→ **Record list**:
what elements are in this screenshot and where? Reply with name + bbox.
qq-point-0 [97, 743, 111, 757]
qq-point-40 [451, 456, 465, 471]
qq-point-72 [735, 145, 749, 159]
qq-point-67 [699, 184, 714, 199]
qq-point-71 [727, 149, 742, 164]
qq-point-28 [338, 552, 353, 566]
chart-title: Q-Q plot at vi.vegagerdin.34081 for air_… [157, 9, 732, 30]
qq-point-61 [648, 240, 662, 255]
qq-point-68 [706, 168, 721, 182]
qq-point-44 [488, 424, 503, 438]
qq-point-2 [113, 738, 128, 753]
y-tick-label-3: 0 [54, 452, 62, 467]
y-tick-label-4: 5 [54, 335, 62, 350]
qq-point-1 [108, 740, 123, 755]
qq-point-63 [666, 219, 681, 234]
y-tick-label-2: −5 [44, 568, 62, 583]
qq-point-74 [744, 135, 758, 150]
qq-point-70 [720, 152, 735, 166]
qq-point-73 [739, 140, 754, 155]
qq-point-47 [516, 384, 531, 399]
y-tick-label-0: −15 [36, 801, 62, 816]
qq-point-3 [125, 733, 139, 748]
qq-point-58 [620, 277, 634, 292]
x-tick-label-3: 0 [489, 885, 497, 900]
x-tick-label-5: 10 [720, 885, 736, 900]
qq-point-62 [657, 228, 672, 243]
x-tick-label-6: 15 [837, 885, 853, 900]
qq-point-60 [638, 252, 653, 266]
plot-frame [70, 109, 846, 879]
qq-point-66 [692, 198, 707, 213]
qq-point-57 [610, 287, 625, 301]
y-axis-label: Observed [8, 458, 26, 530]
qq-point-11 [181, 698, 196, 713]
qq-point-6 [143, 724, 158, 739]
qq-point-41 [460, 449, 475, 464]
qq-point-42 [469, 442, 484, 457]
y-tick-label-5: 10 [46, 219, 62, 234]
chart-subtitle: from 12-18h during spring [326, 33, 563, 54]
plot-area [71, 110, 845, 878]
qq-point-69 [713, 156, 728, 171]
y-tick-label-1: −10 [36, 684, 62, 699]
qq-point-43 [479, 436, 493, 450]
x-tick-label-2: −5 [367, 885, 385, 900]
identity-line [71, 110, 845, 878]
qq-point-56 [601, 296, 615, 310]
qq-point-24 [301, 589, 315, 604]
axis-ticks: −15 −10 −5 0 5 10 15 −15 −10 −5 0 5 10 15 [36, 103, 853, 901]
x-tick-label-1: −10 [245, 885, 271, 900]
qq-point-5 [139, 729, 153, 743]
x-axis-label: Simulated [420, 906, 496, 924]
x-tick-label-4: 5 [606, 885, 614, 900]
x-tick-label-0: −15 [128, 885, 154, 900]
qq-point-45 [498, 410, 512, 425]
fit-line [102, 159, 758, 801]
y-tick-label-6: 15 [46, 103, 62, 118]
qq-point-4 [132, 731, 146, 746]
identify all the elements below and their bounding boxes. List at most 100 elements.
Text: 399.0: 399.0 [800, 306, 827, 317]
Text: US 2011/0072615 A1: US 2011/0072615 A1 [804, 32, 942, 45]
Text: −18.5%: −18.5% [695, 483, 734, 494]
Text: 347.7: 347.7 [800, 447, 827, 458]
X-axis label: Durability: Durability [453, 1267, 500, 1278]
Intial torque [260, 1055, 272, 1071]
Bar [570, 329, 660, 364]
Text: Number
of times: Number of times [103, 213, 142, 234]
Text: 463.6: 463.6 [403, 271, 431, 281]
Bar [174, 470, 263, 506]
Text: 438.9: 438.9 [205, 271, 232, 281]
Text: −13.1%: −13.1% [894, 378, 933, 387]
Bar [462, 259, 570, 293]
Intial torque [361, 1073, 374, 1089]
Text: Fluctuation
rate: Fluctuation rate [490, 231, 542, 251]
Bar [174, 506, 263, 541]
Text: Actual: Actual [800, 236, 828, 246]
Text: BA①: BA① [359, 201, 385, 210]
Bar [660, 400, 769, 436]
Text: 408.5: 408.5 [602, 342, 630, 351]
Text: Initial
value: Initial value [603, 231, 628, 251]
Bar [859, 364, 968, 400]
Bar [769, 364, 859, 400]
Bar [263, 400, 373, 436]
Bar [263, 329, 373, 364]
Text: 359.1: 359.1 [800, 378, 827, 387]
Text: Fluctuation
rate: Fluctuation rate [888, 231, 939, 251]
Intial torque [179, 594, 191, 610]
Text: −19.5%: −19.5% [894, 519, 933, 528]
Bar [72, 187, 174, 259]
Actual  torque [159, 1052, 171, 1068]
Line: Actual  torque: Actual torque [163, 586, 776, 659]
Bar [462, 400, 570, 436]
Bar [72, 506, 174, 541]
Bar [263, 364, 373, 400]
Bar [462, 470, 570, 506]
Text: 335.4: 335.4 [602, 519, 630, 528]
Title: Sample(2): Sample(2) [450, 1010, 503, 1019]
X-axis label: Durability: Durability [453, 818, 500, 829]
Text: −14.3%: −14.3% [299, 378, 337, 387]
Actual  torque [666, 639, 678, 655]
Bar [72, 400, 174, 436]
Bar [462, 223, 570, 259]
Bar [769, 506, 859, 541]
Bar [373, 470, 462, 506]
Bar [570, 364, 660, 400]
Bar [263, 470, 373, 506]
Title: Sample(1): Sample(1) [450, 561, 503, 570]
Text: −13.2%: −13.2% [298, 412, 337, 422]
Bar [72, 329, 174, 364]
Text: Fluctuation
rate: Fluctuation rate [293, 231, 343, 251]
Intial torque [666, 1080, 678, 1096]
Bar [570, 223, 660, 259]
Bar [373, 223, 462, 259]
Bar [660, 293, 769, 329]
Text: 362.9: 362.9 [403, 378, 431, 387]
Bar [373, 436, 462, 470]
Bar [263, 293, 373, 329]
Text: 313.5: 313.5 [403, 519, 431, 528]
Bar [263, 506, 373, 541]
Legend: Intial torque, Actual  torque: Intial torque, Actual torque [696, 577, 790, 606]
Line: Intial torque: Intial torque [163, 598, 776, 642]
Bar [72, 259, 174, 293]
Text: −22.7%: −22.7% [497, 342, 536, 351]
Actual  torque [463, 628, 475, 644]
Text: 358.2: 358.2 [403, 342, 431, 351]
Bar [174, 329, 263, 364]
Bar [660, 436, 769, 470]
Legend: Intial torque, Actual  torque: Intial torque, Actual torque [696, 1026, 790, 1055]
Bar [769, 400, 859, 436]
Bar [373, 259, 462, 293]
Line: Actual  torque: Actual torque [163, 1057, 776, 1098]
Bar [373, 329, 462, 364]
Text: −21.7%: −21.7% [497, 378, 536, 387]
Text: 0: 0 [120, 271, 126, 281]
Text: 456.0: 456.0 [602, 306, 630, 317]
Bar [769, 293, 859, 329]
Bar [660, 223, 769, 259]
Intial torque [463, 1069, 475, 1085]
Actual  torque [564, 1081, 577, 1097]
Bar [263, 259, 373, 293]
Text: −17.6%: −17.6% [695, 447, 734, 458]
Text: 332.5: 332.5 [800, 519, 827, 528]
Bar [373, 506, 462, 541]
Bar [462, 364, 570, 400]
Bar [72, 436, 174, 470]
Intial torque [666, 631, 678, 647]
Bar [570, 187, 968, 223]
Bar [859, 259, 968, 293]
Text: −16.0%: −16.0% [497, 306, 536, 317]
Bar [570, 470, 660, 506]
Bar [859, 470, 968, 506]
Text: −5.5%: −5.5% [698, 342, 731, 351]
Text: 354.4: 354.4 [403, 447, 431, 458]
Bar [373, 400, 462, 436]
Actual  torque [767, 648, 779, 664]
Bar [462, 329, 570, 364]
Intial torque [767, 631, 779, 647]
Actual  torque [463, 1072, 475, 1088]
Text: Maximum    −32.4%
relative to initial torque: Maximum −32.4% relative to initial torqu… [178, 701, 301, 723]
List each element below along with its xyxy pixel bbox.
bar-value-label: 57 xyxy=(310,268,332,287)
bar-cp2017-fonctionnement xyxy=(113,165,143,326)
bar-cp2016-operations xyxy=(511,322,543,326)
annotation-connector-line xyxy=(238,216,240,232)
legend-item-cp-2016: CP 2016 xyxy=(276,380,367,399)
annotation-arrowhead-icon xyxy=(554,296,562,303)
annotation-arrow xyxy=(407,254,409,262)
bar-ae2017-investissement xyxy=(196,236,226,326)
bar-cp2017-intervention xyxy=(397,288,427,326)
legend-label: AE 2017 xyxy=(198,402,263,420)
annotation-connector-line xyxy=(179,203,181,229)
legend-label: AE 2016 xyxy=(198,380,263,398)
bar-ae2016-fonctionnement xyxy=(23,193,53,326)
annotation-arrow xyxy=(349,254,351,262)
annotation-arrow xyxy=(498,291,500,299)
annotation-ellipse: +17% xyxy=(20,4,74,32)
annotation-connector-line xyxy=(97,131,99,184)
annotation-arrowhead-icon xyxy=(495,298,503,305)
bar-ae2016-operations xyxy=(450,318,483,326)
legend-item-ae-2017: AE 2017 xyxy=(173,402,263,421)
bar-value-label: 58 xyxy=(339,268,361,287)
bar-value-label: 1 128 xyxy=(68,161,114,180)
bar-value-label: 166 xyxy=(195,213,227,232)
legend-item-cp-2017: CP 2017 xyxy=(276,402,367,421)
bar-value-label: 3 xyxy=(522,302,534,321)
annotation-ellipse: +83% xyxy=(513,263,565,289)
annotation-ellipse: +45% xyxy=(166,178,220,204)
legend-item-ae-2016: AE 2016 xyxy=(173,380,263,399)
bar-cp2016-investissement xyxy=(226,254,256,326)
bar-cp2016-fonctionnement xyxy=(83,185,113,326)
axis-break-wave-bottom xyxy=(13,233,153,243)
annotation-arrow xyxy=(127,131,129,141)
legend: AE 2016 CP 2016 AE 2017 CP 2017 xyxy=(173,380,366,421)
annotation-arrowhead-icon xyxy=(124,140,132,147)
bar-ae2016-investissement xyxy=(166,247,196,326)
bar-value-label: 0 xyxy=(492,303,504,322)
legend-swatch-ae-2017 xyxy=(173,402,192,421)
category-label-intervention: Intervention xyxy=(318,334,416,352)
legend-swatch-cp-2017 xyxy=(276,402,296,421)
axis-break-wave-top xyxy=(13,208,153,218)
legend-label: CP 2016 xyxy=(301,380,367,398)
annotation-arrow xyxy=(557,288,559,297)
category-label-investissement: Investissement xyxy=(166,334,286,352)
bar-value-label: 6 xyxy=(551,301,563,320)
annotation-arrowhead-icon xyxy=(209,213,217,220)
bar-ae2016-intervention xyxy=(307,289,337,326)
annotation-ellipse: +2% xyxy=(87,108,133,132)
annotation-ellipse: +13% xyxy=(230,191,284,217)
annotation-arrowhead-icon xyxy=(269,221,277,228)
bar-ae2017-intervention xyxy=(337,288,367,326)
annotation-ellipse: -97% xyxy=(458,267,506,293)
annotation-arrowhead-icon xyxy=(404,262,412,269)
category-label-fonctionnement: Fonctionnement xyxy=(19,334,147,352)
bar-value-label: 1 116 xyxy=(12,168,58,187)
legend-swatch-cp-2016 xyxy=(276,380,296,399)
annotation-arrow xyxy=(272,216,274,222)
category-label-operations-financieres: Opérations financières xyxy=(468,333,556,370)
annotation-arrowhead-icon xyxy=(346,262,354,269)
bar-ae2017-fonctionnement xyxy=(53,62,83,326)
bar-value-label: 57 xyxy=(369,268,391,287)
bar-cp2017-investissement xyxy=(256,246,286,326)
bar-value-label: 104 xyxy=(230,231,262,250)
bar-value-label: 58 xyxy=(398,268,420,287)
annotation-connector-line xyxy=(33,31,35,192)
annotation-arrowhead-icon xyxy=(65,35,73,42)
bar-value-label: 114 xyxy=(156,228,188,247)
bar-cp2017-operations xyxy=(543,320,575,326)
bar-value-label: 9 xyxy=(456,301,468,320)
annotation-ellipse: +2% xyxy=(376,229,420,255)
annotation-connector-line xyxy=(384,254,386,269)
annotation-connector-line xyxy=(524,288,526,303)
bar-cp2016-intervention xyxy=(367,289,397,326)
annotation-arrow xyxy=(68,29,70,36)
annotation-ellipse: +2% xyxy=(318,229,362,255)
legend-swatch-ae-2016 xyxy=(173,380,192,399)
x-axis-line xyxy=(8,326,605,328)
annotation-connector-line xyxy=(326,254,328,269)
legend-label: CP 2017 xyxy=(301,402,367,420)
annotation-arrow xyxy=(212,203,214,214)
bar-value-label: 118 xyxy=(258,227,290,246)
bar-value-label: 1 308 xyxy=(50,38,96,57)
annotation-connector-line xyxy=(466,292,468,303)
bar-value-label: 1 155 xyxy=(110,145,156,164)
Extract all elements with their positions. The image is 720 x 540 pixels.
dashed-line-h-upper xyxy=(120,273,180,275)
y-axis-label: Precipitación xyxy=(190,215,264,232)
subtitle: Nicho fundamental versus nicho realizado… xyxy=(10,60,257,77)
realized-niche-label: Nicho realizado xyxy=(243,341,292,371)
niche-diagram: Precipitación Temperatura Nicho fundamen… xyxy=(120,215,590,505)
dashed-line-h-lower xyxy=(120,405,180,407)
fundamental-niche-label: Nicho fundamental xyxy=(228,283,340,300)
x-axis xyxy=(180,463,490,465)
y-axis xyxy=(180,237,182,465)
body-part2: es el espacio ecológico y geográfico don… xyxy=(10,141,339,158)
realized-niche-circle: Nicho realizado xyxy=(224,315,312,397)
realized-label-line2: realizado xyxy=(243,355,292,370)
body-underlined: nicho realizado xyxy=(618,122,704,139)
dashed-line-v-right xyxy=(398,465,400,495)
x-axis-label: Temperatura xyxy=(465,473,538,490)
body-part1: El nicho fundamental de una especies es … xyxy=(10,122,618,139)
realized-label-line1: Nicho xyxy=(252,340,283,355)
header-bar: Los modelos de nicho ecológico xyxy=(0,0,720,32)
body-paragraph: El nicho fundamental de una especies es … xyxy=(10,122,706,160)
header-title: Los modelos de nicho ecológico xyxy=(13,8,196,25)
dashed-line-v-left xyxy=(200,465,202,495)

→ **Brief**: Rewrite the items from the start through the line containing "qq-point-28 [338, 552, 353, 566]", replacing "qq-point" with "qq-marker" and leaving everything else unchanged.

→ **Finished task**:
what elements are in this screenshot and where? Reply with name + bbox.
qq-marker-0 [97, 743, 111, 757]
qq-marker-40 [451, 456, 465, 471]
qq-marker-72 [735, 145, 749, 159]
qq-marker-67 [699, 184, 714, 199]
qq-marker-71 [727, 149, 742, 164]
qq-marker-28 [338, 552, 353, 566]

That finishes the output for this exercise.